Directions:
Return only the number of lines in the entries below that hold the word "尽想好事".

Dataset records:
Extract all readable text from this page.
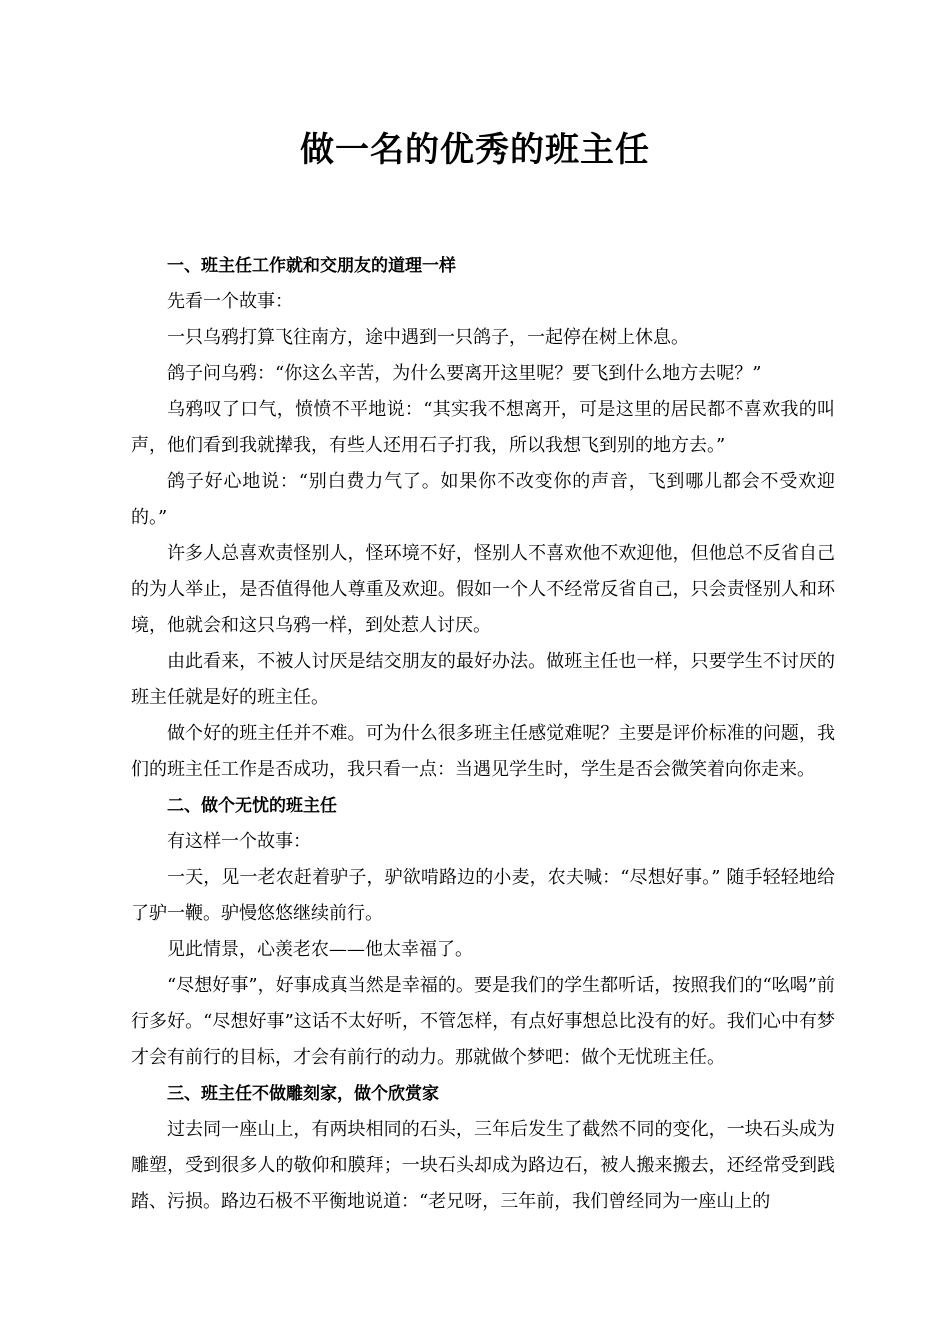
做一名的优秀的班主任
一、班主任工作就和交朋友的道理一样

先看一个故事：

一只乌鸦打算飞往南方，途中遇到一只鸽子，一起停在树上休息。

鸽子问乌鸦：“你这么辛苦，为什么要离开这里呢？要飞到什么地方去呢？”

乌鸦叹了口气，愤愤不平地说：“其实我不想离开，可是这里的居民都不喜欢我的叫声，他们看到我就撵我，有些人还用石子打我，所以我想飞到别的地方去。”

鸽子好心地说：“别白费力气了。如果你不改变你的声音，飞到哪儿都会不受欢迎的。”

许多人总喜欢责怪别人，怪环境不好，怪别人不喜欢他不欢迎他，但他总不反省自己的为人举止，是否值得他人尊重及欢迎。假如一个人不经常反省自己，只会责怪别人和环境，他就会和这只乌鸦一样，到处惹人讨厌。

由此看来，不被人讨厌是结交朋友的最好办法。做班主任也一样，只要学生不讨厌的班主任就是好的班主任。

做个好的班主任并不难。可为什么很多班主任感觉难呢？主要是评价标准的问题，我们的班主任工作是否成功，我只看一点：当遇见学生时，学生是否会微笑着向你走来。

二、做个无忧的班主任

有这样一个故事：

一天，见一老农赶着驴子，驴欲啃路边的小麦，农夫喊：“尽想好事。” 随手轻轻地给了驴一鞭。驴慢悠悠继续前行。

见此情景，心羡老农——他太幸福了。

“尽想好事”，好事成真当然是幸福的。要是我们的学生都听话，按照我们的“吆喝”前行多好。“尽想好事”这话不太好听，不管怎样，有点好事想总比没有的好。我们心中有梦才会有前行的目标，才会有前行的动力。那就做个梦吧：做个无忧班主任。

三、班主任不做雕刻家，做个欣赏家

过去同一座山上，有两块相同的石头，三年后发生了截然不同的变化，一块石头成为雕塑，受到很多人的敬仰和膜拜；一块石头却成为路边石，被人搬来搬去，还经常受到践踏、污损。路边石极不平衡地说道：“老兄呀，三年前，我们曾经同为一座山上的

Answer to the problem:
2